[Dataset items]
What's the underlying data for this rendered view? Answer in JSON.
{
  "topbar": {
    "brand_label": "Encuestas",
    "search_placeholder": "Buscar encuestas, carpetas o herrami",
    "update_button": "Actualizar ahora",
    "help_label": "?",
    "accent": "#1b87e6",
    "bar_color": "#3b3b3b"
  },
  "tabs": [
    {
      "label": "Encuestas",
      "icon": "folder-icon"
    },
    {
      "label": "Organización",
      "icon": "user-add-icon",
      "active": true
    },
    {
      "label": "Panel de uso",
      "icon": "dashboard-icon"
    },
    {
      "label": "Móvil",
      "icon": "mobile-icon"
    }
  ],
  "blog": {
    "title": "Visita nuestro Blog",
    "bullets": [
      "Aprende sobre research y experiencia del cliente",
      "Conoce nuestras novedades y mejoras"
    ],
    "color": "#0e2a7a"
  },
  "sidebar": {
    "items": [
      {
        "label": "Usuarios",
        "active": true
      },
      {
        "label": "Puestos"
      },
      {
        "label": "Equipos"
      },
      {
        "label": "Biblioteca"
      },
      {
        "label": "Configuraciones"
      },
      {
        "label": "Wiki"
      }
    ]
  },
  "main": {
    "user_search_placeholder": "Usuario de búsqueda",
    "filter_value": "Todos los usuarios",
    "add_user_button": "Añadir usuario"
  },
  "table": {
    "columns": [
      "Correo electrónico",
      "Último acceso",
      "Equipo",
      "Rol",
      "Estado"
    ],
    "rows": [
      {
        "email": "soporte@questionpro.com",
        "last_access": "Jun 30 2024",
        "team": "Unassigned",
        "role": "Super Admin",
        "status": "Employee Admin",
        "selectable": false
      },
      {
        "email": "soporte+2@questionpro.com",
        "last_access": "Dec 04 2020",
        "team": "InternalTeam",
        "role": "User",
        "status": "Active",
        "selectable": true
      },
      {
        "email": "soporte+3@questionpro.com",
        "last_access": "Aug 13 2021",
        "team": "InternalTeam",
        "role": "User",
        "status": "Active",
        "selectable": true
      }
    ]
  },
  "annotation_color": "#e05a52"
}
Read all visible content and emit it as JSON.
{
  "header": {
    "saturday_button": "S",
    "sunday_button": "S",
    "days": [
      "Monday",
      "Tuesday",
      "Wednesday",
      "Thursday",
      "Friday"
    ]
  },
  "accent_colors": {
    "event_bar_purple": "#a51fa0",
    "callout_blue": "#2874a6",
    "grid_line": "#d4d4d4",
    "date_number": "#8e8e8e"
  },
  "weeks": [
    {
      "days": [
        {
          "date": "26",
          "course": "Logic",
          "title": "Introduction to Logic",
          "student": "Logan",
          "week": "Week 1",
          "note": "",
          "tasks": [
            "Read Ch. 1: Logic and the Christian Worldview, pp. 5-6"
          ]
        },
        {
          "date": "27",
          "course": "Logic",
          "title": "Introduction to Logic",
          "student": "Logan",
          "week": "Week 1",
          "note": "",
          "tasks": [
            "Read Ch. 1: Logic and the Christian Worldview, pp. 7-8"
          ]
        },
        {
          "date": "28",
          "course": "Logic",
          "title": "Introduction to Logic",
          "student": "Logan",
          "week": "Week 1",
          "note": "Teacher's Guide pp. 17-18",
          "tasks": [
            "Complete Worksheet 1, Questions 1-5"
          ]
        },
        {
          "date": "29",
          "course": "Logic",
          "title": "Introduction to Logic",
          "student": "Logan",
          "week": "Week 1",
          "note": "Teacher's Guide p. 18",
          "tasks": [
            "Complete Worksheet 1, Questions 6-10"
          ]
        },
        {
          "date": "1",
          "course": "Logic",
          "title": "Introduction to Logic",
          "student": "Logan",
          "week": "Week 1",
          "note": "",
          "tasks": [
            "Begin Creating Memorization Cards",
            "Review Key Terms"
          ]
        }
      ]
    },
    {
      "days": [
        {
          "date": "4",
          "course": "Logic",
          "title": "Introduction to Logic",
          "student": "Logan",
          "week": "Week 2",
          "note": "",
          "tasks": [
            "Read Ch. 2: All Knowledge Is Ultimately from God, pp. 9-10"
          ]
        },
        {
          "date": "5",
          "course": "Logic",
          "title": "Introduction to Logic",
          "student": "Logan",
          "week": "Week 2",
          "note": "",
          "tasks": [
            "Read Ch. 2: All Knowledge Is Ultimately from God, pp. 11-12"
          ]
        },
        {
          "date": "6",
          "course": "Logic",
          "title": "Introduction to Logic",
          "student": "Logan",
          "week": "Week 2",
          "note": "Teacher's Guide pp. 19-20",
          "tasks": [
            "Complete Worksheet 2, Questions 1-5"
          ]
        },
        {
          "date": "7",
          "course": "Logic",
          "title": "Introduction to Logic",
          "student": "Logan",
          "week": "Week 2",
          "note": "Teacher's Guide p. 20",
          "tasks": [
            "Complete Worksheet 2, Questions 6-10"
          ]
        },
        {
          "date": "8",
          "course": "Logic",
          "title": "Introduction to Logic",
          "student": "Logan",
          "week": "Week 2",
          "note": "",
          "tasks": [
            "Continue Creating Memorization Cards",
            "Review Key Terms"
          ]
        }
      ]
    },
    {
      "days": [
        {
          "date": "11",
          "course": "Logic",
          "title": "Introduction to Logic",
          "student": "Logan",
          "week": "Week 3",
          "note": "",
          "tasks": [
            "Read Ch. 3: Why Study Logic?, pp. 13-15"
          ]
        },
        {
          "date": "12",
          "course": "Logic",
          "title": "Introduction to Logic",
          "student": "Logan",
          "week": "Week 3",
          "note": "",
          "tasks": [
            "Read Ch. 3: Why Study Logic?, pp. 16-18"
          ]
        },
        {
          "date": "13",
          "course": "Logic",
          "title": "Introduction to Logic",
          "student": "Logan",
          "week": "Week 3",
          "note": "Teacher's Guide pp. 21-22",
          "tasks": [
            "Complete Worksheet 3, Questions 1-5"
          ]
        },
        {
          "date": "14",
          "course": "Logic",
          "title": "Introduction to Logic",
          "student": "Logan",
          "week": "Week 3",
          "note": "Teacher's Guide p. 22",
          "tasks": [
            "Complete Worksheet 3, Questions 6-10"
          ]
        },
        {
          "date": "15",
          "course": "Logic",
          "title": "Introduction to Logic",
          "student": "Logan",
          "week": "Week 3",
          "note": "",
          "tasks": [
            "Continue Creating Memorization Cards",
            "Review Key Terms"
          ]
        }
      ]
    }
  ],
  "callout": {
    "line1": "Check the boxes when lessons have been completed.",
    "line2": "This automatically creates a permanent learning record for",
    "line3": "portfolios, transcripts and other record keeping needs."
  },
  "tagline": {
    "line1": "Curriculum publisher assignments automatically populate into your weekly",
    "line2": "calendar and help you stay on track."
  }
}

=== Work instructions ===
Output the records verbatim, from the first line to the last.

=== The completed task ===
What's the underlying data for this rendered view? Answer in JSON.
{
  "topbar": {
    "brand_label": "Encuestas",
    "search_placeholder": "Buscar encuestas, carpetas o herrami",
    "update_button": "Actualizar ahora",
    "help_label": "?",
    "accent": "#1b87e6",
    "bar_color": "#3b3b3b"
  },
  "tabs": [
    {
      "label": "Encuestas",
      "icon": "folder-icon"
    },
    {
      "label": "Organización",
      "icon": "user-add-icon",
      "active": true
    },
    {
      "label": "Panel de uso",
      "icon": "dashboard-icon"
    },
    {
      "label": "Móvil",
      "icon": "mobile-icon"
    }
  ],
  "blog": {
    "title": "Visita nuestro Blog",
    "bullets": [
      "Aprende sobre research y experiencia del cliente",
      "Conoce nuestras novedades y mejoras"
    ],
    "color": "#0e2a7a"
  },
  "sidebar": {
    "items": [
      {
        "label": "Usuarios",
        "active": true
      },
      {
        "label": "Puestos"
      },
      {
        "label": "Equipos"
      },
      {
        "label": "Biblioteca"
      },
      {
        "label": "Configuraciones"
      },
      {
        "label": "Wiki"
      }
    ]
  },
  "main": {
    "user_search_placeholder": "Usuario de búsqueda",
    "filter_value": "Todos los usuarios",
    "add_user_button": "Añadir usuario"
  },
  "table": {
    "columns": [
      "Correo electrónico",
      "Último acceso",
      "Equipo",
      "Rol",
      "Estado"
    ],
    "rows": [
      {
        "email": "soporte@questionpro.com",
        "last_access": "Jun 30 2024",
        "team": "Unassigned",
        "role": "Super Admin",
        "status": "Employee Admin",
        "selectable": false
      },
      {
        "email": "soporte+2@questionpro.com",
        "last_access": "Dec 04 2020",
        "team": "InternalTeam",
        "role": "User",
        "status": "Active",
        "selectable": true
      },
      {
        "email": "soporte+3@questionpro.com",
        "last_access": "Aug 13 2021",
        "team": "InternalTeam",
        "role": "User",
        "status": "Active",
        "selectable": true
      }
    ]
  },
  "annotation_color": "#e05a52"
}
Read all visible content and emit it as JSON.
{
  "header": {
    "saturday_button": "S",
    "sunday_button": "S",
    "days": [
      "Monday",
      "Tuesday",
      "Wednesday",
      "Thursday",
      "Friday"
    ]
  },
  "accent_colors": {
    "event_bar_purple": "#a51fa0",
    "callout_blue": "#2874a6",
    "grid_line": "#d4d4d4",
    "date_number": "#8e8e8e"
  },
  "weeks": [
    {
      "days": [
        {
          "date": "26",
          "course": "Logic",
          "title": "Introduction to Logic",
          "student": "Logan",
          "week": "Week 1",
          "note": "",
          "tasks": [
            "Read Ch. 1: Logic and the Christian Worldview, pp. 5-6"
          ]
        },
        {
          "date": "27",
          "course": "Logic",
          "title": "Introduction to Logic",
          "student": "Logan",
          "week": "Week 1",
          "note": "",
          "tasks": [
            "Read Ch. 1: Logic and the Christian Worldview, pp. 7-8"
          ]
        },
        {
          "date": "28",
          "course": "Logic",
          "title": "Introduction to Logic",
          "student": "Logan",
          "week": "Week 1",
          "note": "Teacher's Guide pp. 17-18",
          "tasks": [
            "Complete Worksheet 1, Questions 1-5"
          ]
        },
        {
          "date": "29",
          "course": "Logic",
          "title": "Introduction to Logic",
          "student": "Logan",
          "week": "Week 1",
          "note": "Teacher's Guide p. 18",
          "tasks": [
            "Complete Worksheet 1, Questions 6-10"
          ]
        },
        {
          "date": "1",
          "course": "Logic",
          "title": "Introduction to Logic",
          "student": "Logan",
          "week": "Week 1",
          "note": "",
          "tasks": [
            "Begin Creating Memorization Cards",
            "Review Key Terms"
          ]
        }
      ]
    },
    {
      "days": [
        {
          "date": "4",
          "course": "Logic",
          "title": "Introduction to Logic",
          "student": "Logan",
          "week": "Week 2",
          "note": "",
          "tasks": [
            "Read Ch. 2: All Knowledge Is Ultimately from God, pp. 9-10"
          ]
        },
        {
          "date": "5",
          "course": "Logic",
          "title": "Introduction to Logic",
          "student": "Logan",
          "week": "Week 2",
          "note": "",
          "tasks": [
            "Read Ch. 2: All Knowledge Is Ultimately from God, pp. 11-12"
          ]
        },
        {
          "date": "6",
          "course": "Logic",
          "title": "Introduction to Logic",
          "student": "Logan",
          "week": "Week 2",
          "note": "Teacher's Guide pp. 19-20",
          "tasks": [
            "Complete Worksheet 2, Questions 1-5"
          ]
        },
        {
          "date": "7",
          "course": "Logic",
          "title": "Introduction to Logic",
          "student": "Logan",
          "week": "Week 2",
          "note": "Teacher's Guide p. 20",
          "tasks": [
            "Complete Worksheet 2, Questions 6-10"
          ]
        },
        {
          "date": "8",
          "course": "Logic",
          "title": "Introduction to Logic",
          "student": "Logan",
          "week": "Week 2",
          "note": "",
          "tasks": [
            "Continue Creating Memorization Cards",
            "Review Key Terms"
          ]
        }
      ]
    },
    {
      "days": [
        {
          "date": "11",
          "course": "Logic",
          "title": "Introduction to Logic",
          "student": "Logan",
          "week": "Week 3",
          "note": "",
          "tasks": [
            "Read Ch. 3: Why Study Logic?, pp. 13-15"
          ]
        },
        {
          "date": "12",
          "course": "Logic",
          "title": "Introduction to Logic",
          "student": "Logan",
          "week": "Week 3",
          "note": "",
          "tasks": [
            "Read Ch. 3: Why Study Logic?, pp. 16-18"
          ]
        },
        {
          "date": "13",
          "course": "Logic",
          "title": "Introduction to Logic",
          "student": "Logan",
          "week": "Week 3",
          "note": "Teacher's Guide pp. 21-22",
          "tasks": [
            "Complete Worksheet 3, Questions 1-5"
          ]
        },
        {
          "date": "14",
          "course": "Logic",
          "title": "Introduction to Logic",
          "student": "Logan",
          "week": "Week 3",
          "note": "Teacher's Guide p. 22",
          "tasks": [
            "Complete Worksheet 3, Questions 6-10"
          ]
        },
        {
          "date": "15",
          "course": "Logic",
          "title": "Introduction to Logic",
          "student": "Logan",
          "week": "Week 3",
          "note": "",
          "tasks": [
            "Continue Creating Memorization Cards",
            "Review Key Terms"
          ]
        }
      ]
    }
  ],
  "callout": {
    "line1": "Check the boxes when lessons have been completed.",
    "line2": "This automatically creates a permanent learning record for",
    "line3": "portfolios, transcripts and other record keeping needs."
  },
  "tagline": {
    "line1": "Curriculum publisher assignments automatically populate into your weekly",
    "line2": "calendar and help you stay on track."
  }
}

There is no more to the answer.